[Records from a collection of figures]
= = = = =
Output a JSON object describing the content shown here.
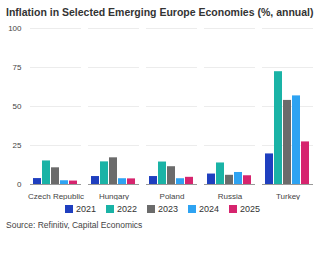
{
  "chart_data": {
    "type": "bar",
    "title": "Inflation in Selected Emerging Europe Economies (%, annual)",
    "categories": [
      "Czech Republic",
      "Hungary",
      "Poland",
      "Russia",
      "Turkey"
    ],
    "series": [
      {
        "name": "2021",
        "color": "#1f3fbf",
        "values": [
          3.8,
          5.1,
          5.1,
          6.7,
          19.6
        ]
      },
      {
        "name": "2022",
        "color": "#1ab3a6",
        "values": [
          15.1,
          14.5,
          14.4,
          13.8,
          72.3
        ]
      },
      {
        "name": "2023",
        "color": "#6b6b6b",
        "values": [
          10.7,
          17.1,
          11.4,
          5.9,
          53.9
        ]
      },
      {
        "name": "2024",
        "color": "#2ea3f2",
        "values": [
          2.4,
          3.7,
          3.7,
          7.7,
          56.8
        ]
      },
      {
        "name": "2025",
        "color": "#d6246e",
        "values": [
          2.2,
          3.6,
          4.6,
          5.6,
          27.3
        ]
      }
    ],
    "ylim": [
      0,
      100
    ],
    "yticks": [
      0,
      25,
      50,
      75,
      100
    ],
    "grid": true,
    "legend": "bottom",
    "caption": "Source: Refinitiv, Capital Economics"
  }
}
= = = = =
§ What you are asked to do:
State how many lines of the records above contain the word "name", giving only that number.

§ Solution for this problem:
5